**Extracted text:**

+--

50:1 I follow the commentator in his exposition of this verse. Anavisandhipurvakam is explained as nishkamam. Ubhayam is prachinamaihikam cha karmam. Apriyam is equivalent to vadham. The substance of priyam, etc., is thus given: Moksham prati tu karmanah karanatwam duranirastam.

50:2 Aturam is explained as pierced by lust, wrath, etc. Asuyate is equivalent to dhikkaroti. Janah is explained by the commentator as parikshakah but it would be better to take it as standing for people generally. Tasya is an instance of the genitive for the accusative. Tat refers to nindyam karma, sarvatah means sarvashu yonishu. Janayati Janena dadati. The object of the verse is to show that sinful acts produce fear both here and hereafter.

50:3 Loka is in the locative case, the final vowel indicating to the locative having been dropped for sandhi. Niravishan is an adverb, equivalent to samyak-abhinivesam kurvan. Tattadeva means "those and those" i.e., possessions, such as putradaradikam. Kusalan is sarasaravivekanipunan. Ubhayam is explained as karma-mukhin and sadyomuktim. Bhisma here points out the superiority of the latter kind of Emancipation over the former; hence Vedic acts or rites must yield to that yoga which drills the mind and the understanding and enables them to transcend all earthly influences.

51:1 The soul-state is the state of purity. One falls away from it in consequence of worldly attachments. One may recover it by yoga which aids one in liberating oneself from those attachments.

51:2 The three words used here are vichara, viveka, and vitarka. They are technical terms implying different stages of progress in yoga. The commentator explains them at length.

52:1 Everything that man has is the product of either exertion or destiny; of exertion, that is, as put forth in acts, and destiny as dependent on the acts of a past life or the will of the gods or pure chance. Yoga felicity is unattainable through either of these two means.

+--

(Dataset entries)
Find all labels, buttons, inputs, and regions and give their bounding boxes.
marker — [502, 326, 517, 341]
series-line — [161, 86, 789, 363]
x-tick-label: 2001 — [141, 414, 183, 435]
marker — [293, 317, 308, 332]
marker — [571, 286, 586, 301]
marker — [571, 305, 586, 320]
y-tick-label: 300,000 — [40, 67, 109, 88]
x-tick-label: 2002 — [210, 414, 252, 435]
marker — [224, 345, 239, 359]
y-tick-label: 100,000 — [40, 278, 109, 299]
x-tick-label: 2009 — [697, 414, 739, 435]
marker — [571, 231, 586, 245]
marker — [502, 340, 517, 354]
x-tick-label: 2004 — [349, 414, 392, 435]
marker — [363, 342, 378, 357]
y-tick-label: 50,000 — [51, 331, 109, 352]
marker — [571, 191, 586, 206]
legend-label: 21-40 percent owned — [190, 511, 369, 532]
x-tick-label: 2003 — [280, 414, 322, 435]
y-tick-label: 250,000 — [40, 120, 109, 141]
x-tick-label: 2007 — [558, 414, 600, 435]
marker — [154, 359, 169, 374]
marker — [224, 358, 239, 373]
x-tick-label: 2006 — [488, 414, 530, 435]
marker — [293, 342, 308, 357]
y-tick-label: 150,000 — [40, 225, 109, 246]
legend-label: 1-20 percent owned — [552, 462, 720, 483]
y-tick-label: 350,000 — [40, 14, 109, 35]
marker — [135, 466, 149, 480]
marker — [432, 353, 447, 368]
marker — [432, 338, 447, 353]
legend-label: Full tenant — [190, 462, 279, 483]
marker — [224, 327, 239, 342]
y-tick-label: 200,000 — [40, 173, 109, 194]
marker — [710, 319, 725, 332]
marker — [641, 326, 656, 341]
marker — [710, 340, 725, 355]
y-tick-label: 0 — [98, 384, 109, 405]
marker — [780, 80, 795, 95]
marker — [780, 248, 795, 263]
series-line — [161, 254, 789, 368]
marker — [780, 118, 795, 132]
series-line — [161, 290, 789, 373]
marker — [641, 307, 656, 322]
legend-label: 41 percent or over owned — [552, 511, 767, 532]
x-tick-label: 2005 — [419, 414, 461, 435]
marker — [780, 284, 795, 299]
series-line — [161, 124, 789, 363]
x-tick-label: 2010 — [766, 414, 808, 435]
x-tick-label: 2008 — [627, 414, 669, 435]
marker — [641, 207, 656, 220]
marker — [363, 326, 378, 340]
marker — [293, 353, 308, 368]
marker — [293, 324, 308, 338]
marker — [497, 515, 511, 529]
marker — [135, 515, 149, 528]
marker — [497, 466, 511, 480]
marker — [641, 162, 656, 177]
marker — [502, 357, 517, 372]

+--

**Exercise:** From the commentary notes, list every Sanskrit word that is described as "equivalent to" another expression, and give that expression for each. The dataset entries are material separate from the commentary notes.

**Task result:**
- Apriyam: vadham
- Asuyate: dhikkaroti
- Niravishan: samyak-abhinivesam kurvan